= SHORT PROBLEM =
Copy each line below without leaving any out.

= SUPPLIED DATA =
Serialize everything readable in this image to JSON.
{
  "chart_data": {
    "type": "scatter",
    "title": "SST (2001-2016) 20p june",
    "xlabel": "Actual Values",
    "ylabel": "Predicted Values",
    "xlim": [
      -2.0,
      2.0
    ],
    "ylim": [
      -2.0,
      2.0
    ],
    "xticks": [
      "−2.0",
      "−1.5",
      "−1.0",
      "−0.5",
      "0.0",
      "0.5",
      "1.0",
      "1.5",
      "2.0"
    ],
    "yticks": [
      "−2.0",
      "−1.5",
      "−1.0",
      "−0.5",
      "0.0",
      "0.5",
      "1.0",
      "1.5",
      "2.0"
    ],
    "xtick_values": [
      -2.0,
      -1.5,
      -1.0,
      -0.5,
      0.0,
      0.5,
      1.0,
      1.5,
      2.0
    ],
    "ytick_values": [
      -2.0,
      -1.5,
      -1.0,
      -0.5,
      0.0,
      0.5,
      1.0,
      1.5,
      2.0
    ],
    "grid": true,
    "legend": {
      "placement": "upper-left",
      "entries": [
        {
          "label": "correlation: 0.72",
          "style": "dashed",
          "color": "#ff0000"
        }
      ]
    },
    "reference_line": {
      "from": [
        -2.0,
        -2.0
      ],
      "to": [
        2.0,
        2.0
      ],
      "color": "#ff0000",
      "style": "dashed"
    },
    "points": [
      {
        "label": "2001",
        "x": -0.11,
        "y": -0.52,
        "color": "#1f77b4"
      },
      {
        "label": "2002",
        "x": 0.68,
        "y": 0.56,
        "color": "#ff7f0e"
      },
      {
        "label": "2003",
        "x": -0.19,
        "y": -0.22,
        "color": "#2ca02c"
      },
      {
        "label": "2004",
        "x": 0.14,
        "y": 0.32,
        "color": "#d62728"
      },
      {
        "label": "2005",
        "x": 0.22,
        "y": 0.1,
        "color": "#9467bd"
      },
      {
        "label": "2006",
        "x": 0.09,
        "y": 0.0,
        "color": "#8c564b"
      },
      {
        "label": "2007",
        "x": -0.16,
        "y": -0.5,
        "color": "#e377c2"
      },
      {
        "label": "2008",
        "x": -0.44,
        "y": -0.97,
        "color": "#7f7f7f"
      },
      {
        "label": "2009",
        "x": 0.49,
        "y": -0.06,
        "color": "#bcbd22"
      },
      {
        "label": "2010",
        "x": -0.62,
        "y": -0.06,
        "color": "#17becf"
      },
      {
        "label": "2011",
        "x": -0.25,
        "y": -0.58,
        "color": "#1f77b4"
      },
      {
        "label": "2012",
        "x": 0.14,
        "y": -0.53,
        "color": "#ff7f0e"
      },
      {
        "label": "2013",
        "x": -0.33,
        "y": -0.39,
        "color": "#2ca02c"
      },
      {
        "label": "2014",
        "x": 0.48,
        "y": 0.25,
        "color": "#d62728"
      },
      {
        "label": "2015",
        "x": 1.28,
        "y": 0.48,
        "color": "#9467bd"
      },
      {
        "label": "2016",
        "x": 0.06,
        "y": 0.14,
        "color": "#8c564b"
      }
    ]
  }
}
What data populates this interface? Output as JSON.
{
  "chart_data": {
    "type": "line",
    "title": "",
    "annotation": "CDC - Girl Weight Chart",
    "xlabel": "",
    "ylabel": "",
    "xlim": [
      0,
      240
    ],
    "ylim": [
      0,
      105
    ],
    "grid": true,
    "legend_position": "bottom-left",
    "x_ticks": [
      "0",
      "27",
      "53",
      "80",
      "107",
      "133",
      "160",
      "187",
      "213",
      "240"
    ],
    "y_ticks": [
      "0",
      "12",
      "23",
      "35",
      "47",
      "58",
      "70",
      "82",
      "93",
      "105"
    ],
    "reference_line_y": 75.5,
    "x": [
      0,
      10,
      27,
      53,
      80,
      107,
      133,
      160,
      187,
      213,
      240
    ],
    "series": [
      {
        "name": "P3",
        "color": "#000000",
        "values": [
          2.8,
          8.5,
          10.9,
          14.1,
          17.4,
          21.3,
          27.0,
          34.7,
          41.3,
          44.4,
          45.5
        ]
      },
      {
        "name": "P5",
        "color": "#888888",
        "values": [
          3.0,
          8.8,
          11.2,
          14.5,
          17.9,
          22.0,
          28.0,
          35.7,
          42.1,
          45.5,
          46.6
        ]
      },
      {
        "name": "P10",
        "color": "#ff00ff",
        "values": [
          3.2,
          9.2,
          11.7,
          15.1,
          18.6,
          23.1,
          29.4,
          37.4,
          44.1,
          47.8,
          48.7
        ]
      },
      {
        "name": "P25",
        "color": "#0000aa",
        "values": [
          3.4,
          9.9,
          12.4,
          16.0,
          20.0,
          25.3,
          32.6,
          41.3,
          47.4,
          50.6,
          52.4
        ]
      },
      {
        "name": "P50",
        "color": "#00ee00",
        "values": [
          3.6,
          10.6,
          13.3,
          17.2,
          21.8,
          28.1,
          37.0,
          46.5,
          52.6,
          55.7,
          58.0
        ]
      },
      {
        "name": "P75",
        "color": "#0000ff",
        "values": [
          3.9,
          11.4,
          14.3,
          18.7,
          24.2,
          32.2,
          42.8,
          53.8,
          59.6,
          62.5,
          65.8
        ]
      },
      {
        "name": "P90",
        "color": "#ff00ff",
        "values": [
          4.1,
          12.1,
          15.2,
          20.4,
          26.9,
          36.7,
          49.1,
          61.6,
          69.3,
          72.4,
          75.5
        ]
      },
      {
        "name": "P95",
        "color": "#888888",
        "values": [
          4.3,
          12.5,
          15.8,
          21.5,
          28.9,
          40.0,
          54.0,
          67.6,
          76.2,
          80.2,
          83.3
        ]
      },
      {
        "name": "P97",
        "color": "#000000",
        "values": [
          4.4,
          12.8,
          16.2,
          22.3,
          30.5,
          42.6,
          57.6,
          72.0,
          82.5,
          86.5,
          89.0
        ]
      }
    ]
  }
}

= RESULT FOR THIS TASK =
Serialize everything readable in this image to JSON.
{
  "chart_data": {
    "type": "scatter",
    "title": "SST (2001-2016) 20p june",
    "xlabel": "Actual Values",
    "ylabel": "Predicted Values",
    "xlim": [
      -2.0,
      2.0
    ],
    "ylim": [
      -2.0,
      2.0
    ],
    "xticks": [
      "−2.0",
      "−1.5",
      "−1.0",
      "−0.5",
      "0.0",
      "0.5",
      "1.0",
      "1.5",
      "2.0"
    ],
    "yticks": [
      "−2.0",
      "−1.5",
      "−1.0",
      "−0.5",
      "0.0",
      "0.5",
      "1.0",
      "1.5",
      "2.0"
    ],
    "xtick_values": [
      -2.0,
      -1.5,
      -1.0,
      -0.5,
      0.0,
      0.5,
      1.0,
      1.5,
      2.0
    ],
    "ytick_values": [
      -2.0,
      -1.5,
      -1.0,
      -0.5,
      0.0,
      0.5,
      1.0,
      1.5,
      2.0
    ],
    "grid": true,
    "legend": {
      "placement": "upper-left",
      "entries": [
        {
          "label": "correlation: 0.72",
          "style": "dashed",
          "color": "#ff0000"
        }
      ]
    },
    "reference_line": {
      "from": [
        -2.0,
        -2.0
      ],
      "to": [
        2.0,
        2.0
      ],
      "color": "#ff0000",
      "style": "dashed"
    },
    "points": [
      {
        "label": "2001",
        "x": -0.11,
        "y": -0.52,
        "color": "#1f77b4"
      },
      {
        "label": "2002",
        "x": 0.68,
        "y": 0.56,
        "color": "#ff7f0e"
      },
      {
        "label": "2003",
        "x": -0.19,
        "y": -0.22,
        "color": "#2ca02c"
      },
      {
        "label": "2004",
        "x": 0.14,
        "y": 0.32,
        "color": "#d62728"
      },
      {
        "label": "2005",
        "x": 0.22,
        "y": 0.1,
        "color": "#9467bd"
      },
      {
        "label": "2006",
        "x": 0.09,
        "y": 0.0,
        "color": "#8c564b"
      },
      {
        "label": "2007",
        "x": -0.16,
        "y": -0.5,
        "color": "#e377c2"
      },
      {
        "label": "2008",
        "x": -0.44,
        "y": -0.97,
        "color": "#7f7f7f"
      },
      {
        "label": "2009",
        "x": 0.49,
        "y": -0.06,
        "color": "#bcbd22"
      },
      {
        "label": "2010",
        "x": -0.62,
        "y": -0.06,
        "color": "#17becf"
      },
      {
        "label": "2011",
        "x": -0.25,
        "y": -0.58,
        "color": "#1f77b4"
      },
      {
        "label": "2012",
        "x": 0.14,
        "y": -0.53,
        "color": "#ff7f0e"
      },
      {
        "label": "2013",
        "x": -0.33,
        "y": -0.39,
        "color": "#2ca02c"
      },
      {
        "label": "2014",
        "x": 0.48,
        "y": 0.25,
        "color": "#d62728"
      },
      {
        "label": "2015",
        "x": 1.28,
        "y": 0.48,
        "color": "#9467bd"
      },
      {
        "label": "2016",
        "x": 0.06,
        "y": 0.14,
        "color": "#8c564b"
      }
    ]
  }
}
What data populates this interface? Output as JSON.
{
  "chart_data": {
    "type": "line",
    "title": "",
    "annotation": "CDC - Girl Weight Chart",
    "xlabel": "",
    "ylabel": "",
    "xlim": [
      0,
      240
    ],
    "ylim": [
      0,
      105
    ],
    "grid": true,
    "legend_position": "bottom-left",
    "x_ticks": [
      "0",
      "27",
      "53",
      "80",
      "107",
      "133",
      "160",
      "187",
      "213",
      "240"
    ],
    "y_ticks": [
      "0",
      "12",
      "23",
      "35",
      "47",
      "58",
      "70",
      "82",
      "93",
      "105"
    ],
    "reference_line_y": 75.5,
    "x": [
      0,
      10,
      27,
      53,
      80,
      107,
      133,
      160,
      187,
      213,
      240
    ],
    "series": [
      {
        "name": "P3",
        "color": "#000000",
        "values": [
          2.8,
          8.5,
          10.9,
          14.1,
          17.4,
          21.3,
          27.0,
          34.7,
          41.3,
          44.4,
          45.5
        ]
      },
      {
        "name": "P5",
        "color": "#888888",
        "values": [
          3.0,
          8.8,
          11.2,
          14.5,
          17.9,
          22.0,
          28.0,
          35.7,
          42.1,
          45.5,
          46.6
        ]
      },
      {
        "name": "P10",
        "color": "#ff00ff",
        "values": [
          3.2,
          9.2,
          11.7,
          15.1,
          18.6,
          23.1,
          29.4,
          37.4,
          44.1,
          47.8,
          48.7
        ]
      },
      {
        "name": "P25",
        "color": "#0000aa",
        "values": [
          3.4,
          9.9,
          12.4,
          16.0,
          20.0,
          25.3,
          32.6,
          41.3,
          47.4,
          50.6,
          52.4
        ]
      },
      {
        "name": "P50",
        "color": "#00ee00",
        "values": [
          3.6,
          10.6,
          13.3,
          17.2,
          21.8,
          28.1,
          37.0,
          46.5,
          52.6,
          55.7,
          58.0
        ]
      },
      {
        "name": "P75",
        "color": "#0000ff",
        "values": [
          3.9,
          11.4,
          14.3,
          18.7,
          24.2,
          32.2,
          42.8,
          53.8,
          59.6,
          62.5,
          65.8
        ]
      },
      {
        "name": "P90",
        "color": "#ff00ff",
        "values": [
          4.1,
          12.1,
          15.2,
          20.4,
          26.9,
          36.7,
          49.1,
          61.6,
          69.3,
          72.4,
          75.5
        ]
      },
      {
        "name": "P95",
        "color": "#888888",
        "values": [
          4.3,
          12.5,
          15.8,
          21.5,
          28.9,
          40.0,
          54.0,
          67.6,
          76.2,
          80.2,
          83.3
        ]
      },
      {
        "name": "P97",
        "color": "#000000",
        "values": [
          4.4,
          12.8,
          16.2,
          22.3,
          30.5,
          42.6,
          57.6,
          72.0,
          82.5,
          86.5,
          89.0
        ]
      }
    ]
  }
}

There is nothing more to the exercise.